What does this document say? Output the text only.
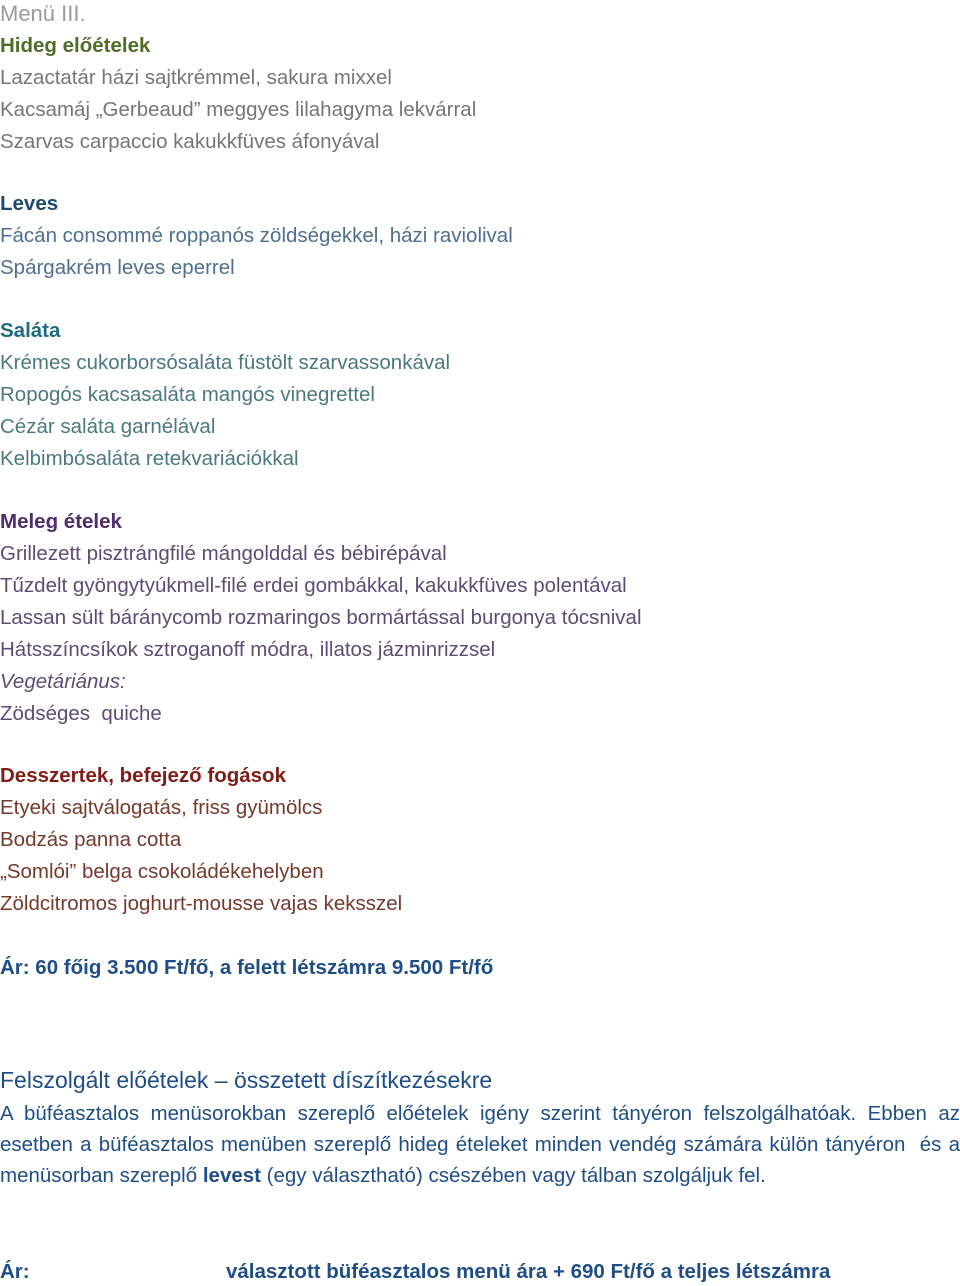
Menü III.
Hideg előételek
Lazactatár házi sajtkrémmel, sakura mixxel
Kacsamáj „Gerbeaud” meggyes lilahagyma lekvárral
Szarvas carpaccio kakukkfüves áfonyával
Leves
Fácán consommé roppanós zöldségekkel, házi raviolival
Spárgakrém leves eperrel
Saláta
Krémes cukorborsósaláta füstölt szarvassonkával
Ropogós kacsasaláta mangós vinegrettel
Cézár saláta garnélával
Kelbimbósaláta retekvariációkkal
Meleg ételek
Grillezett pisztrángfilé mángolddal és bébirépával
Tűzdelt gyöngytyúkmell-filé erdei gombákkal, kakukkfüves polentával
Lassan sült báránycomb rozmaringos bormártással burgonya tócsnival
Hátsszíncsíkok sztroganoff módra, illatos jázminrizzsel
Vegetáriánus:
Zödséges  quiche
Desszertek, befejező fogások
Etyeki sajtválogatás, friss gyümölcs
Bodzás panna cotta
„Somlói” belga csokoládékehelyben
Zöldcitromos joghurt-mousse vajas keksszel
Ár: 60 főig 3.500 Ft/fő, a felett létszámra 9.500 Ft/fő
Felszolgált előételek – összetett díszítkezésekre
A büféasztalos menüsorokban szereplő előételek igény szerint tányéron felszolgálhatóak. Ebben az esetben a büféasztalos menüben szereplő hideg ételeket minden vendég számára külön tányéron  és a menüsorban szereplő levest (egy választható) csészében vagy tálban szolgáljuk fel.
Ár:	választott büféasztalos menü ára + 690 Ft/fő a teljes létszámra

- [WHAT TO PRODUCE] Give all the entries again exactly, dropping each picture.

- [ANSWER FOR THE TASK]
What does this document say? Output the text only.
Menü III.
Hideg előételek
Lazactatár házi sajtkrémmel, sakura mixxel
Kacsamáj „Gerbeaud” meggyes lilahagyma lekvárral
Szarvas carpaccio kakukkfüves áfonyával
Leves
Fácán consommé roppanós zöldségekkel, házi raviolival
Spárgakrém leves eperrel
Saláta
Krémes cukorborsósaláta füstölt szarvassonkával
Ropogós kacsasaláta mangós vinegrettel
Cézár saláta garnélával
Kelbimbósaláta retekvariációkkal
Meleg ételek
Grillezett pisztrángfilé mángolddal és bébirépával
Tűzdelt gyöngytyúkmell-filé erdei gombákkal, kakukkfüves polentával
Lassan sült báránycomb rozmaringos bormártással burgonya tócsnival
Hátsszíncsíkok sztroganoff módra, illatos jázminrizzsel
Vegetáriánus:
Zödséges  quiche
Desszertek, befejező fogások
Etyeki sajtválogatás, friss gyümölcs
Bodzás panna cotta
„Somlói” belga csokoládékehelyben
Zöldcitromos joghurt-mousse vajas keksszel
Ár: 60 főig 3.500 Ft/fő, a felett létszámra 9.500 Ft/fő
Felszolgált előételek – összetett díszítkezésekre
A büféasztalos menüsorokban szereplő előételek igény szerint tányéron felszolgálhatóak. Ebben az esetben a büféasztalos menüben szereplő hideg ételeket minden vendég számára külön tányéron  és a menüsorban szereplő levest (egy választható) csészében vagy tálban szolgáljuk fel.
Ár:	választott büféasztalos menü ára + 690 Ft/fő a teljes létszámra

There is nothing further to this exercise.